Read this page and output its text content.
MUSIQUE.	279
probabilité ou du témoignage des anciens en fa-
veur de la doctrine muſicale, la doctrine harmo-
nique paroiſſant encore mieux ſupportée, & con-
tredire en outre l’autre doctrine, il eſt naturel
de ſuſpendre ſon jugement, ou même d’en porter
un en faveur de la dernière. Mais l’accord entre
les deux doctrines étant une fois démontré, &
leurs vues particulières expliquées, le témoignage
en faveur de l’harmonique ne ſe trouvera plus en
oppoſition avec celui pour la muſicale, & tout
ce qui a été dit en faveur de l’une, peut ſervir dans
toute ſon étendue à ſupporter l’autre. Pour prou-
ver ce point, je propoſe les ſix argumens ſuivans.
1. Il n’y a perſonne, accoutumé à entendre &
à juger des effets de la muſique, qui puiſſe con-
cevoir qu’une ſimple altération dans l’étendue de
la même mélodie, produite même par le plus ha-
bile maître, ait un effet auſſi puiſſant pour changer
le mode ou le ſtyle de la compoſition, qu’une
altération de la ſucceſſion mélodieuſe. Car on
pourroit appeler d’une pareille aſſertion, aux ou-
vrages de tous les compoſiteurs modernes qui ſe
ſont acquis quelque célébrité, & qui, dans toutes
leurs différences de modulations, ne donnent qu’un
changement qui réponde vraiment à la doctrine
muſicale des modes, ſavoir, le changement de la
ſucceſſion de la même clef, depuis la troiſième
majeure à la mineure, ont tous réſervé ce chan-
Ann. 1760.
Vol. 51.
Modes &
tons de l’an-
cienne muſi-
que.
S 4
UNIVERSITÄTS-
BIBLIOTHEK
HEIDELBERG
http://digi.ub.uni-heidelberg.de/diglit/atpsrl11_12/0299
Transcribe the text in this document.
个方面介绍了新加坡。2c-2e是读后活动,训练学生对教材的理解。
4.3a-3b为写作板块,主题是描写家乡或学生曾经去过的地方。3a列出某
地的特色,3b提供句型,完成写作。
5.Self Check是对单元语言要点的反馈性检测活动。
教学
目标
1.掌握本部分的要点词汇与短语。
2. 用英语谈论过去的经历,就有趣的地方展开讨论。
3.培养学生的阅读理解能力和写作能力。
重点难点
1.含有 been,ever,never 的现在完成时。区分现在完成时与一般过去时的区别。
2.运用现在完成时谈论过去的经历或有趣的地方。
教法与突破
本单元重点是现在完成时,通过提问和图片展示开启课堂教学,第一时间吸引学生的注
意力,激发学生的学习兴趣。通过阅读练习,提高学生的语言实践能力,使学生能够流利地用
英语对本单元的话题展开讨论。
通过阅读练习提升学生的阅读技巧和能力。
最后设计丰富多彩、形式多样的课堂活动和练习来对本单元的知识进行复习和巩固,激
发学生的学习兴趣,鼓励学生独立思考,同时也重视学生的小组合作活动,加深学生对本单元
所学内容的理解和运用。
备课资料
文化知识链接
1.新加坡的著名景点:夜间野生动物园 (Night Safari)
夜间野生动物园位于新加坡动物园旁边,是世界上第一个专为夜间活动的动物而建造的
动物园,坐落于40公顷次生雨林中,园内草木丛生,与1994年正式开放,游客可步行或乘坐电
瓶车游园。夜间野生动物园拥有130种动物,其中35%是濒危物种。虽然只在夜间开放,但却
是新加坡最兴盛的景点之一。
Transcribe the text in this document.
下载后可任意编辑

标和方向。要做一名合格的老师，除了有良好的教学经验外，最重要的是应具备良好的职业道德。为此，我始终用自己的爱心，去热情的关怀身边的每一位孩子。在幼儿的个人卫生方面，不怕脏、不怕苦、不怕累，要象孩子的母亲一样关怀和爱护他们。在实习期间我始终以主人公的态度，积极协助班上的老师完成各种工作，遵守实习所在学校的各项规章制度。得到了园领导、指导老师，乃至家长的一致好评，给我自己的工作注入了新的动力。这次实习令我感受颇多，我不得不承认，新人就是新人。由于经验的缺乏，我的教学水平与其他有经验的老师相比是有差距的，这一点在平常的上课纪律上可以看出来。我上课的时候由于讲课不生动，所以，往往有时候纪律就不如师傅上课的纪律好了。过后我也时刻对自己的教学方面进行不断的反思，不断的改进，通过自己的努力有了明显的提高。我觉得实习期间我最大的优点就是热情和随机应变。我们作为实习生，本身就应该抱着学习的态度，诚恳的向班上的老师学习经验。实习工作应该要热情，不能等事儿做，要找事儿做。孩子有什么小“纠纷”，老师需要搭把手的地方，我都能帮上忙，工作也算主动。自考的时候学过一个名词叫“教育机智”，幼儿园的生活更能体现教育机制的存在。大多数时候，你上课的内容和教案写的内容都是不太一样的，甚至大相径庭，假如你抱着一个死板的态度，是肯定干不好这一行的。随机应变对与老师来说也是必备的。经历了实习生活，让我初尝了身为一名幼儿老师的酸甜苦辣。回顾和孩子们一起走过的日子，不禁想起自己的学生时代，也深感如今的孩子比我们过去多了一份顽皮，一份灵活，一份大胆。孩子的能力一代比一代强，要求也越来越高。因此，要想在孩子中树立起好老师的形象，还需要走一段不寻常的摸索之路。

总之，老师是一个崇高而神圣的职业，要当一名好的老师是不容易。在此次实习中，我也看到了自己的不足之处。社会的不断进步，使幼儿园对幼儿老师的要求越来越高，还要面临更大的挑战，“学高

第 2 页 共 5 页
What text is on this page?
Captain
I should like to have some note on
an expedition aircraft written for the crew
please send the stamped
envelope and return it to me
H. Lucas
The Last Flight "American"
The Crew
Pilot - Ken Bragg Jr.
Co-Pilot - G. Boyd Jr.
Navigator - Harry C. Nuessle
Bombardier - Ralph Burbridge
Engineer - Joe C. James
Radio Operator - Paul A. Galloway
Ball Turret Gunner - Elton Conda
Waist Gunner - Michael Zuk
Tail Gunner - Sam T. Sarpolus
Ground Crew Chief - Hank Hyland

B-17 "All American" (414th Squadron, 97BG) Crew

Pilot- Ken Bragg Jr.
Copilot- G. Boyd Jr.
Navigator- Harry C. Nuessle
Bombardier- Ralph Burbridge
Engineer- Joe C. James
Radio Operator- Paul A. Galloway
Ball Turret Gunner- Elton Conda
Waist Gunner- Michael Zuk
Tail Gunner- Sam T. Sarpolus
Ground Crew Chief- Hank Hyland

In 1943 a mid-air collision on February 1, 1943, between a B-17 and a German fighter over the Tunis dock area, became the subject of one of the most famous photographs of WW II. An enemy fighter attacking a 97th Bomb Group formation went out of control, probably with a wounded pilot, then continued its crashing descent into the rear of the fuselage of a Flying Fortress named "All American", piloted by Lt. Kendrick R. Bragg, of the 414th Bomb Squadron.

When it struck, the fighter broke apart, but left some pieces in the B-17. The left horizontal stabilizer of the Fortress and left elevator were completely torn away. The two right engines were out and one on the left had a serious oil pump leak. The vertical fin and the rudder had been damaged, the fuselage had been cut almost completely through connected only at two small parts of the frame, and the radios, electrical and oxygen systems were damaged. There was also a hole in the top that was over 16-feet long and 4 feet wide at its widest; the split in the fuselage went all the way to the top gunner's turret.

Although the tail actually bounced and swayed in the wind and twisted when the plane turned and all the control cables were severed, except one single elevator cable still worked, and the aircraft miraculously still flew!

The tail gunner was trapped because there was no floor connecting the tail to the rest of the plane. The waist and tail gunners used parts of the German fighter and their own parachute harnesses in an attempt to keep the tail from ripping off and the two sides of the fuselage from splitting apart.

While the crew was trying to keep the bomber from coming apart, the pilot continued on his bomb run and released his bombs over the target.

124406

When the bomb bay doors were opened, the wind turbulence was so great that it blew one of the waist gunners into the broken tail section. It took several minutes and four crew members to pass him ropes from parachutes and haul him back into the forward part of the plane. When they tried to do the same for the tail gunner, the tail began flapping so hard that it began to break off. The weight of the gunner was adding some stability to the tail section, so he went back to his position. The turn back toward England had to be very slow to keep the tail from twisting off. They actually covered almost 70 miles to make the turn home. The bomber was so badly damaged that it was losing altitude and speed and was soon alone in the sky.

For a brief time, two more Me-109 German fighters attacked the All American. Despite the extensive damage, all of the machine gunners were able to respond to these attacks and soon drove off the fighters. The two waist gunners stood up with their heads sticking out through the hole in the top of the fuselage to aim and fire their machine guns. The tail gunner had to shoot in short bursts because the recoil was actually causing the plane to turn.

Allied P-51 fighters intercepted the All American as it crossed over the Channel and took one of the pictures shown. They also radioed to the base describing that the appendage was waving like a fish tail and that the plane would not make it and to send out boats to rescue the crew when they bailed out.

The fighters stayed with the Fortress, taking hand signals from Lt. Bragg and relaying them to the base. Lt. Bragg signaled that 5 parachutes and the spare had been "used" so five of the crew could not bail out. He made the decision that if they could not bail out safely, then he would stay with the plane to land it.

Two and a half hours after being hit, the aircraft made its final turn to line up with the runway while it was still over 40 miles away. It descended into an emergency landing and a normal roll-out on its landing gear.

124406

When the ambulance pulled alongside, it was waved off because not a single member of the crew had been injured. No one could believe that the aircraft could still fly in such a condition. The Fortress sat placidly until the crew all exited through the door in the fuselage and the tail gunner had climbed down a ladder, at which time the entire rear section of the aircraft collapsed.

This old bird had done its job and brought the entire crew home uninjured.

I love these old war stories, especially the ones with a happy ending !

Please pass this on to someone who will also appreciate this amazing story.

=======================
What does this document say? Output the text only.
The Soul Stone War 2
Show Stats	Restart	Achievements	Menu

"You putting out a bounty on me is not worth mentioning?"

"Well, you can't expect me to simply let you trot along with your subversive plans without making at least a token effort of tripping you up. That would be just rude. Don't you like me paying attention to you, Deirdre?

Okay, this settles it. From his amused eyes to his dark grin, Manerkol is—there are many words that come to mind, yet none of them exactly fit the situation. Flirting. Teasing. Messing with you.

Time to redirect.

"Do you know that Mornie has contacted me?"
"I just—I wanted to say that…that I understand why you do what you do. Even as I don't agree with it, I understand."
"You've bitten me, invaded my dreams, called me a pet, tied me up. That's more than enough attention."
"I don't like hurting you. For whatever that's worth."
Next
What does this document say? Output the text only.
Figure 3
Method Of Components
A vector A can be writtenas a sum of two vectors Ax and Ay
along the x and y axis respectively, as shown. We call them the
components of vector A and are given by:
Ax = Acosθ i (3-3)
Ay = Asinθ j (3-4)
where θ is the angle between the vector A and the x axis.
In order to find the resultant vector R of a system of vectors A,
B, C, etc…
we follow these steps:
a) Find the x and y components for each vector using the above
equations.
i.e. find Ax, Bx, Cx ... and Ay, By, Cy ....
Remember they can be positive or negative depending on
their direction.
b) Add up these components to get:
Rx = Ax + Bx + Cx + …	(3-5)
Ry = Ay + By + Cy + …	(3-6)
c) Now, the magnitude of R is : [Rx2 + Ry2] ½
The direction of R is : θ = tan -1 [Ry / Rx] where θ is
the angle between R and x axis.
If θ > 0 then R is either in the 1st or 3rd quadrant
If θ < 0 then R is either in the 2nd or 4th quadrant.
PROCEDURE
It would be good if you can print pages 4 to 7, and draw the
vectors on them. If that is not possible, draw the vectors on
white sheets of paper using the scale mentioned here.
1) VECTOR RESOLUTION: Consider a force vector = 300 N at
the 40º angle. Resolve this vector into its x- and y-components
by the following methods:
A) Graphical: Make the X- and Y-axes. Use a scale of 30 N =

Task statement.
How many of the lines above include the word "Hyland"? Respond with the number alone.

Task answer.
2